>> start The data
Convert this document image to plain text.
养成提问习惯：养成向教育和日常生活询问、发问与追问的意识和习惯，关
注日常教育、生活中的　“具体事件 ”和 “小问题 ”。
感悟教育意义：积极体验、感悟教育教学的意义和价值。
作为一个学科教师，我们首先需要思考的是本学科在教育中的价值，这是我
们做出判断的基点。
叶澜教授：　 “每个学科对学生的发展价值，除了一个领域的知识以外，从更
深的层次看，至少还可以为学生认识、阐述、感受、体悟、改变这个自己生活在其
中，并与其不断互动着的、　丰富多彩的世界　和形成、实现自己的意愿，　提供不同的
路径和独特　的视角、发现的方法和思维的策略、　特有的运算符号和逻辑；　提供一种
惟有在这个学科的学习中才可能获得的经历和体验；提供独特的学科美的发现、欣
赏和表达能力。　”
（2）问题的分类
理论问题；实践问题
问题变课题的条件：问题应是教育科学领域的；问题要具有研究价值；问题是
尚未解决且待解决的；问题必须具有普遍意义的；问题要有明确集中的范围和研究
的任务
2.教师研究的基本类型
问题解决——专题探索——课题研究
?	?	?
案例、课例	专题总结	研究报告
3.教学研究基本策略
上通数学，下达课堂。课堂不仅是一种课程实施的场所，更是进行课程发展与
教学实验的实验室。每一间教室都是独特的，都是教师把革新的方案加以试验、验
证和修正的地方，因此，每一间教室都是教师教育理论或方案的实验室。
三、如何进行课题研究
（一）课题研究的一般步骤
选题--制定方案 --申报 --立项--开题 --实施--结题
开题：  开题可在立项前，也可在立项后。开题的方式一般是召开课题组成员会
>> end The data
▸ **Problem**
What is needed here is an exact reproduction of all the entries.

▸ **Problem solution**
Convert this document image to plain text.
养成提问习惯：养成向教育和日常生活询问、发问与追问的意识和习惯，关
注日常教育、生活中的　“具体事件 ”和 “小问题 ”。
感悟教育意义：积极体验、感悟教育教学的意义和价值。
作为一个学科教师，我们首先需要思考的是本学科在教育中的价值，这是我
们做出判断的基点。
叶澜教授：　 “每个学科对学生的发展价值，除了一个领域的知识以外，从更
深的层次看，至少还可以为学生认识、阐述、感受、体悟、改变这个自己生活在其
中，并与其不断互动着的、　丰富多彩的世界　和形成、实现自己的意愿，　提供不同的
路径和独特　的视角、发现的方法和思维的策略、　特有的运算符号和逻辑；　提供一种
惟有在这个学科的学习中才可能获得的经历和体验；提供独特的学科美的发现、欣
赏和表达能力。　”
（2）问题的分类
理论问题；实践问题
问题变课题的条件：问题应是教育科学领域的；问题要具有研究价值；问题是
尚未解决且待解决的；问题必须具有普遍意义的；问题要有明确集中的范围和研究
的任务
2.教师研究的基本类型
问题解决——专题探索——课题研究
?	?	?
案例、课例	专题总结	研究报告
3.教学研究基本策略
上通数学，下达课堂。课堂不仅是一种课程实施的场所，更是进行课程发展与
教学实验的实验室。每一间教室都是独特的，都是教师把革新的方案加以试验、验
证和修正的地方，因此，每一间教室都是教师教育理论或方案的实验室。
三、如何进行课题研究
（一）课题研究的一般步骤
选题--制定方案 --申报 --立项--开题 --实施--结题
开题：  开题可在立项前，也可在立项后。开题的方式一般是召开课题组成员会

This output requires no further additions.